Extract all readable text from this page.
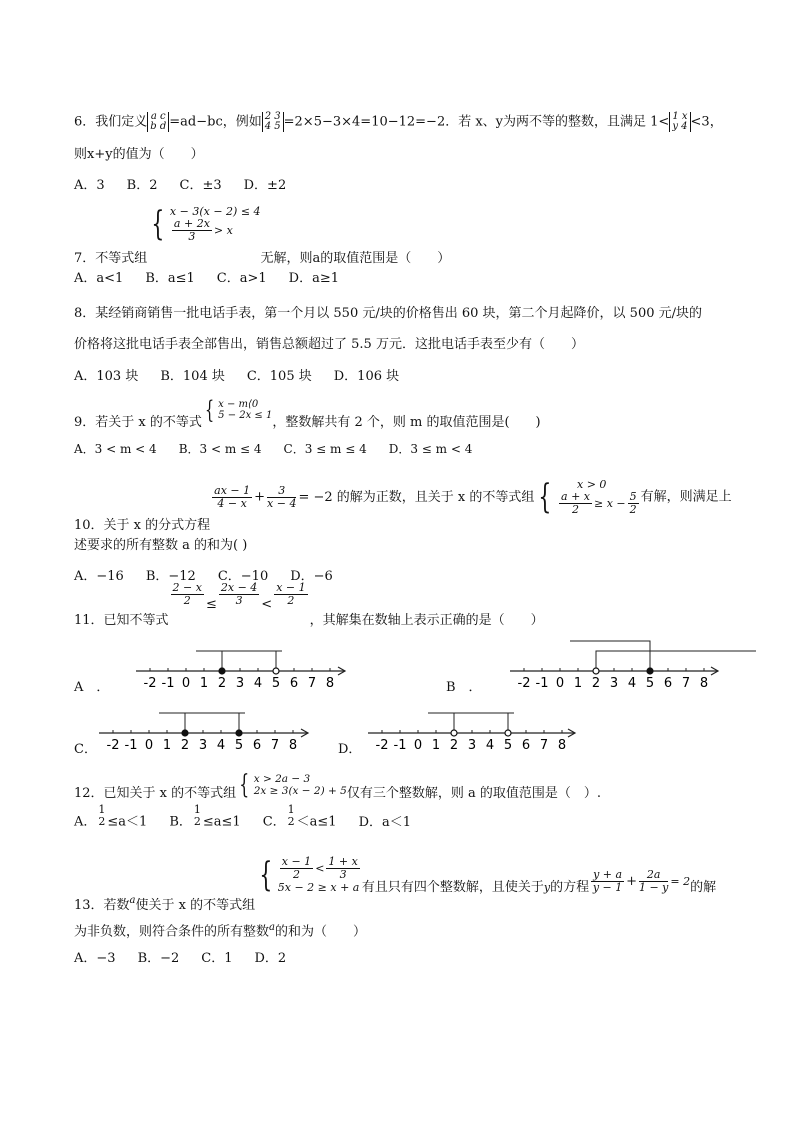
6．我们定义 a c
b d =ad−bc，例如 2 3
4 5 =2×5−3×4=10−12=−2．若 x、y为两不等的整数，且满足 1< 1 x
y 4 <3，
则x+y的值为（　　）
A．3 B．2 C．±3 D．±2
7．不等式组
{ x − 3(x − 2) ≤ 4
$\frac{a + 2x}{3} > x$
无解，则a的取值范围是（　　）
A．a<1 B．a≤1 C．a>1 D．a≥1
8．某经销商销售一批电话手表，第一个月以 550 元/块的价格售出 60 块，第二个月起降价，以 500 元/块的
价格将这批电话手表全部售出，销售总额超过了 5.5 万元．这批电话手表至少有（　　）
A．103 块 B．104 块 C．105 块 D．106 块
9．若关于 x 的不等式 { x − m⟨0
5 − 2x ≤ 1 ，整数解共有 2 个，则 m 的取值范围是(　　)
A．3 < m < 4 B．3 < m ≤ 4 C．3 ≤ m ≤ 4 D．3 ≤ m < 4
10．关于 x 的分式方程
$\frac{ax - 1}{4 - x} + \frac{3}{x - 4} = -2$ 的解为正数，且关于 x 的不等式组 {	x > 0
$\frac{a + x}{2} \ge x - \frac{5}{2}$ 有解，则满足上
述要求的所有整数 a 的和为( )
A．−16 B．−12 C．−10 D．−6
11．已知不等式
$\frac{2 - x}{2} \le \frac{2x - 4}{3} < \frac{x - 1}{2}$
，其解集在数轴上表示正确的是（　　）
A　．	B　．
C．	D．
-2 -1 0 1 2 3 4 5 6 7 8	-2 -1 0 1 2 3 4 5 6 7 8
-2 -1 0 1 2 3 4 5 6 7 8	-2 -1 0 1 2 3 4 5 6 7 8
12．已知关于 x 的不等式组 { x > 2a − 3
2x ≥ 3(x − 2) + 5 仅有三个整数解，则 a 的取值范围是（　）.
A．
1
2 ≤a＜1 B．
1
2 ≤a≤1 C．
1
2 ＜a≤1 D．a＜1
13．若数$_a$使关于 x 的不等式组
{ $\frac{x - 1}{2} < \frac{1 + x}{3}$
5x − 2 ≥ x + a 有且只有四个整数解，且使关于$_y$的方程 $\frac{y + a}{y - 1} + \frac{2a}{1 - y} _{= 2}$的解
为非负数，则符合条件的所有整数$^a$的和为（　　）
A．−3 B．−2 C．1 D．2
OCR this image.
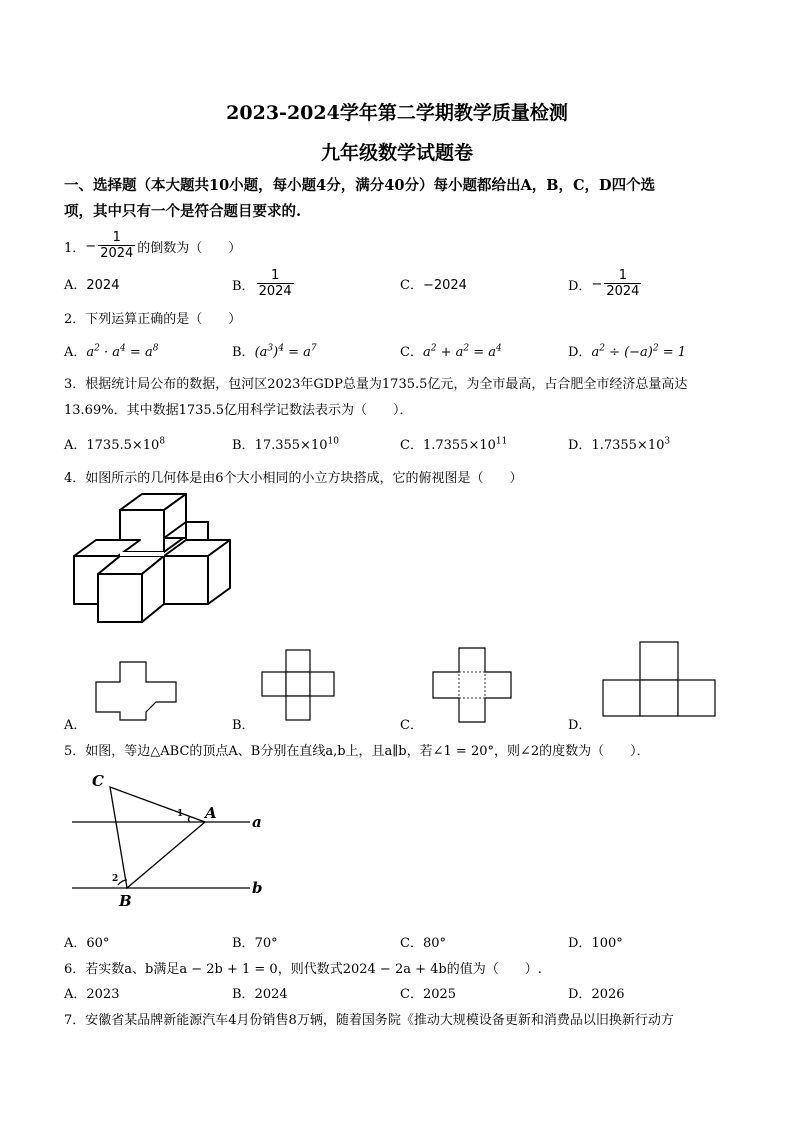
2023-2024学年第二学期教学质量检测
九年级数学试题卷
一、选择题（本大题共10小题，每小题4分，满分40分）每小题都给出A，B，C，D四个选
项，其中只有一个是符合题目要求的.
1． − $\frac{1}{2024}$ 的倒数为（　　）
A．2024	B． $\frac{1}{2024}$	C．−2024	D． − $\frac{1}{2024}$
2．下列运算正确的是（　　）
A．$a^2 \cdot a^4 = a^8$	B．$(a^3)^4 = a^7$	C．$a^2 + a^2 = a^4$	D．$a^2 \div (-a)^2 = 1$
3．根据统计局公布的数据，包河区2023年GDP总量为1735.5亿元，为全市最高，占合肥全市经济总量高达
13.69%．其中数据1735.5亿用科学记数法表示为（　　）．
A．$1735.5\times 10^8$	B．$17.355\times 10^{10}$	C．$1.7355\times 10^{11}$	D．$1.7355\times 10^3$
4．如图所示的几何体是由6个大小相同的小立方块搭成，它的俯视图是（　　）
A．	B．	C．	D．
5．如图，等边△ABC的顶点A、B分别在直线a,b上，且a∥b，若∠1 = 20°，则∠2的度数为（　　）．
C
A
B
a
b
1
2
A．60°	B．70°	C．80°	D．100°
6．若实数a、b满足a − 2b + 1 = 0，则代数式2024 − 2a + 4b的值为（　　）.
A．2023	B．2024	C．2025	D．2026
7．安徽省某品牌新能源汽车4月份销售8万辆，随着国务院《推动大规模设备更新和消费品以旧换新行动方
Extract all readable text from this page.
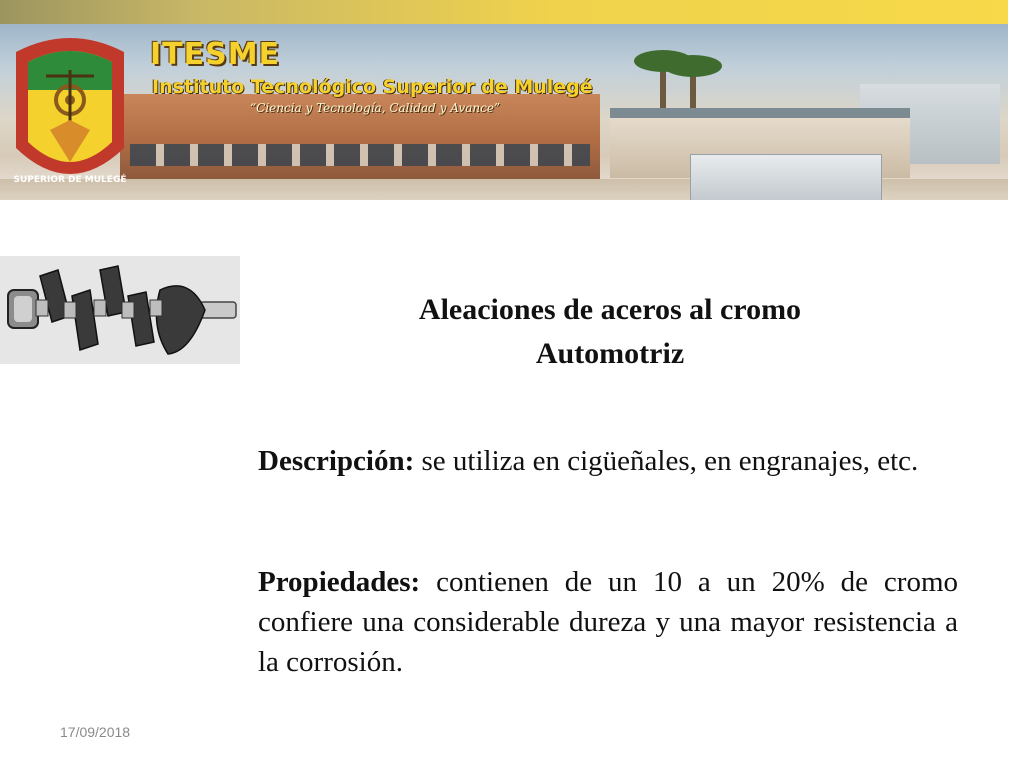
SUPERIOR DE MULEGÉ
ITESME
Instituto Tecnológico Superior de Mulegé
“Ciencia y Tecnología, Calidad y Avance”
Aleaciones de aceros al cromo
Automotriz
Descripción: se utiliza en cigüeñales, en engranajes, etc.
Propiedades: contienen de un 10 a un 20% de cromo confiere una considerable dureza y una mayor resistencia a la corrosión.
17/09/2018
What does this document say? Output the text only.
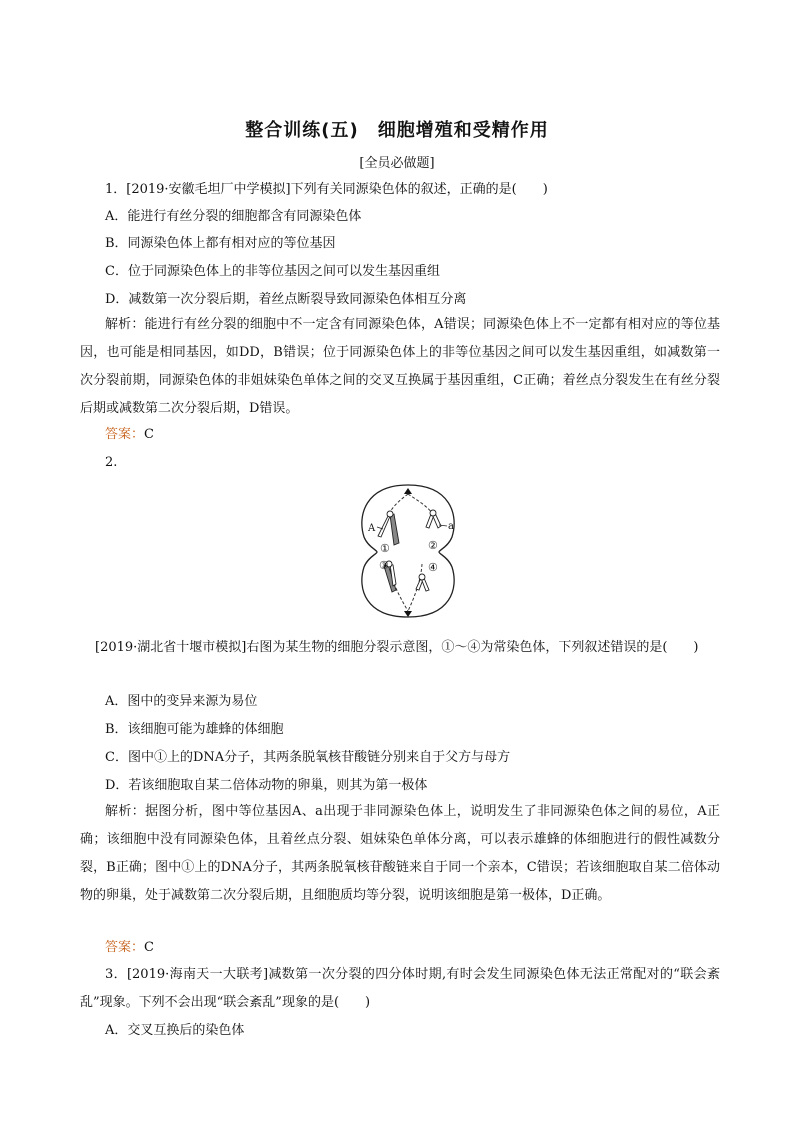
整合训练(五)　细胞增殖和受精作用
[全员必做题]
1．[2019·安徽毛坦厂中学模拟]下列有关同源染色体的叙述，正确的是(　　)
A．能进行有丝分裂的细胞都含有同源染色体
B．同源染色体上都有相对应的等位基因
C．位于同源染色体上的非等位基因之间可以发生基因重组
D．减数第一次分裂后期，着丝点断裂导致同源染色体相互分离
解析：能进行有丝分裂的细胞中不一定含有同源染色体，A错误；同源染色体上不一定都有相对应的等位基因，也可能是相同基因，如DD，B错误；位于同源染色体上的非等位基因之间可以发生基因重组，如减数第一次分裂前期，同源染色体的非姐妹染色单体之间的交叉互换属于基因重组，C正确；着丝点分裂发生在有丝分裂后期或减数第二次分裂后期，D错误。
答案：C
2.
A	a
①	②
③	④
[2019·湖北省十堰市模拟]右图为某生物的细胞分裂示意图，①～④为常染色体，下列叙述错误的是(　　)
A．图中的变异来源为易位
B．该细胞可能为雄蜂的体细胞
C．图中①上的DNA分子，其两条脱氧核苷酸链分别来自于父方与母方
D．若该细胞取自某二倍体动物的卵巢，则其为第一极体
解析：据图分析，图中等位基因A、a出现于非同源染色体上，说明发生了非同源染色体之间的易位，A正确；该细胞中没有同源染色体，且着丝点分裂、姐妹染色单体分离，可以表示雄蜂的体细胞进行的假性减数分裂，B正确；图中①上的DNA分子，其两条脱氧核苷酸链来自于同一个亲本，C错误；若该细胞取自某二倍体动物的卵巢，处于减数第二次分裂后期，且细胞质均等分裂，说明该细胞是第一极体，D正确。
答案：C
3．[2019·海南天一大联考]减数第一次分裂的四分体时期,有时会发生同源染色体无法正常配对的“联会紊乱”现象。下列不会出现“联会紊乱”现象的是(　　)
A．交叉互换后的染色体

> _Instructions for the task_:
From start to finish, output the listing exactly, but omit its pictures.

> _Right answer_:
Extract all readable text from this page.
6．我们定义 a c
b d =ad−bc，例如 2 3
4 5 =2×5−3×4=10−12=−2．若 x、y为两不等的整数，且满足 1< 1 x
y 4 <3，
则x+y的值为（　　）
A．3 B．2 C．±3 D．±2
7．不等式组
{ x − 3(x − 2) ≤ 4
$\frac{a + 2x}{3} > x$
无解，则a的取值范围是（　　）
A．a<1 B．a≤1 C．a>1 D．a≥1
8．某经销商销售一批电话手表，第一个月以 550 元/块的价格售出 60 块，第二个月起降价，以 500 元/块的
价格将这批电话手表全部售出，销售总额超过了 5.5 万元．这批电话手表至少有（　　）
A．103 块 B．104 块 C．105 块 D．106 块
9．若关于 x 的不等式 { x − m⟨0
5 − 2x ≤ 1 ，整数解共有 2 个，则 m 的取值范围是(　　)
A．3 < m < 4 B．3 < m ≤ 4 C．3 ≤ m ≤ 4 D．3 ≤ m < 4
10．关于 x 的分式方程
$\frac{ax - 1}{4 - x} + \frac{3}{x - 4} = -2$ 的解为正数，且关于 x 的不等式组 {	x > 0
$\frac{a + x}{2} \ge x - \frac{5}{2}$ 有解，则满足上
述要求的所有整数 a 的和为( )
A．−16 B．−12 C．−10 D．−6
11．已知不等式
$\frac{2 - x}{2} \le \frac{2x - 4}{3} < \frac{x - 1}{2}$
，其解集在数轴上表示正确的是（　　）
A　．	B　．
C．	D．
-2 -1 0 1 2 3 4 5 6 7 8	-2 -1 0 1 2 3 4 5 6 7 8
-2 -1 0 1 2 3 4 5 6 7 8	-2 -1 0 1 2 3 4 5 6 7 8
12．已知关于 x 的不等式组 { x > 2a − 3
2x ≥ 3(x − 2) + 5 仅有三个整数解，则 a 的取值范围是（　）.
A．
1
2 ≤a＜1 B．
1
2 ≤a≤1 C．
1
2 ＜a≤1 D．a＜1
13．若数$_a$使关于 x 的不等式组
{ $\frac{x - 1}{2} < \frac{1 + x}{3}$
5x − 2 ≥ x + a 有且只有四个整数解，且使关于$_y$的方程 $\frac{y + a}{y - 1} + \frac{2a}{1 - y} _{= 2}$的解
为非负数，则符合条件的所有整数$^a$的和为（　　）
A．−3 B．−2 C．1 D．2
OCR this image.
2023-2024学年第二学期教学质量检测
九年级数学试题卷
一、选择题（本大题共10小题，每小题4分，满分40分）每小题都给出A，B，C，D四个选
项，其中只有一个是符合题目要求的.
1． − $\frac{1}{2024}$ 的倒数为（　　）
A．2024	B． $\frac{1}{2024}$	C．−2024	D． − $\frac{1}{2024}$
2．下列运算正确的是（　　）
A．$a^2 \cdot a^4 = a^8$	B．$(a^3)^4 = a^7$	C．$a^2 + a^2 = a^4$	D．$a^2 \div (-a)^2 = 1$
3．根据统计局公布的数据，包河区2023年GDP总量为1735.5亿元，为全市最高，占合肥全市经济总量高达
13.69%．其中数据1735.5亿用科学记数法表示为（　　）．
A．$1735.5\times 10^8$	B．$17.355\times 10^{10}$	C．$1.7355\times 10^{11}$	D．$1.7355\times 10^3$
4．如图所示的几何体是由6个大小相同的小立方块搭成，它的俯视图是（　　）
A．	B．	C．	D．
5．如图，等边△ABC的顶点A、B分别在直线a,b上，且a∥b，若∠1 = 20°，则∠2的度数为（　　）．
C
A
B
a
b
1
2
A．60°	B．70°	C．80°	D．100°
6．若实数a、b满足a − 2b + 1 = 0，则代数式2024 − 2a + 4b的值为（　　）.
A．2023	B．2024	C．2025	D．2026
7．安徽省某品牌新能源汽车4月份销售8万辆，随着国务院《推动大规模设备更新和消费品以旧换新行动方
Extract all readable text from this page.
SUPERIOR DE MULEGÉ
ITESME
Instituto Tecnológico Superior de Mulegé
“Ciencia y Tecnología, Calidad y Avance”
Aleaciones de aceros al cromo
Automotriz
Descripción: se utiliza en cigüeñales, en engranajes, etc.
Propiedades: contienen de un 10 a un 20% de cromo confiere una considerable dureza y una mayor resistencia a la corrosión.
17/09/2018
What does this document say? Output the text only.
整合训练(五)　细胞增殖和受精作用
[全员必做题]
1．[2019·安徽毛坦厂中学模拟]下列有关同源染色体的叙述，正确的是(　　)
A．能进行有丝分裂的细胞都含有同源染色体
B．同源染色体上都有相对应的等位基因
C．位于同源染色体上的非等位基因之间可以发生基因重组
D．减数第一次分裂后期，着丝点断裂导致同源染色体相互分离
解析：能进行有丝分裂的细胞中不一定含有同源染色体，A错误；同源染色体上不一定都有相对应的等位基因，也可能是相同基因，如DD，B错误；位于同源染色体上的非等位基因之间可以发生基因重组，如减数第一次分裂前期，同源染色体的非姐妹染色单体之间的交叉互换属于基因重组，C正确；着丝点分裂发生在有丝分裂后期或减数第二次分裂后期，D错误。
答案：C
2.
A	a
①	②
③	④
[2019·湖北省十堰市模拟]右图为某生物的细胞分裂示意图，①～④为常染色体，下列叙述错误的是(　　)
A．图中的变异来源为易位
B．该细胞可能为雄蜂的体细胞
C．图中①上的DNA分子，其两条脱氧核苷酸链分别来自于父方与母方
D．若该细胞取自某二倍体动物的卵巢，则其为第一极体
解析：据图分析，图中等位基因A、a出现于非同源染色体上，说明发生了非同源染色体之间的易位，A正确；该细胞中没有同源染色体，且着丝点分裂、姐妹染色单体分离，可以表示雄蜂的体细胞进行的假性减数分裂，B正确；图中①上的DNA分子，其两条脱氧核苷酸链来自于同一个亲本，C错误；若该细胞取自某二倍体动物的卵巢，处于减数第二次分裂后期，且细胞质均等分裂，说明该细胞是第一极体，D正确。
答案：C
3．[2019·海南天一大联考]减数第一次分裂的四分体时期,有时会发生同源染色体无法正常配对的“联会紊乱”现象。下列不会出现“联会紊乱”现象的是(　　)
A．交叉互换后的染色体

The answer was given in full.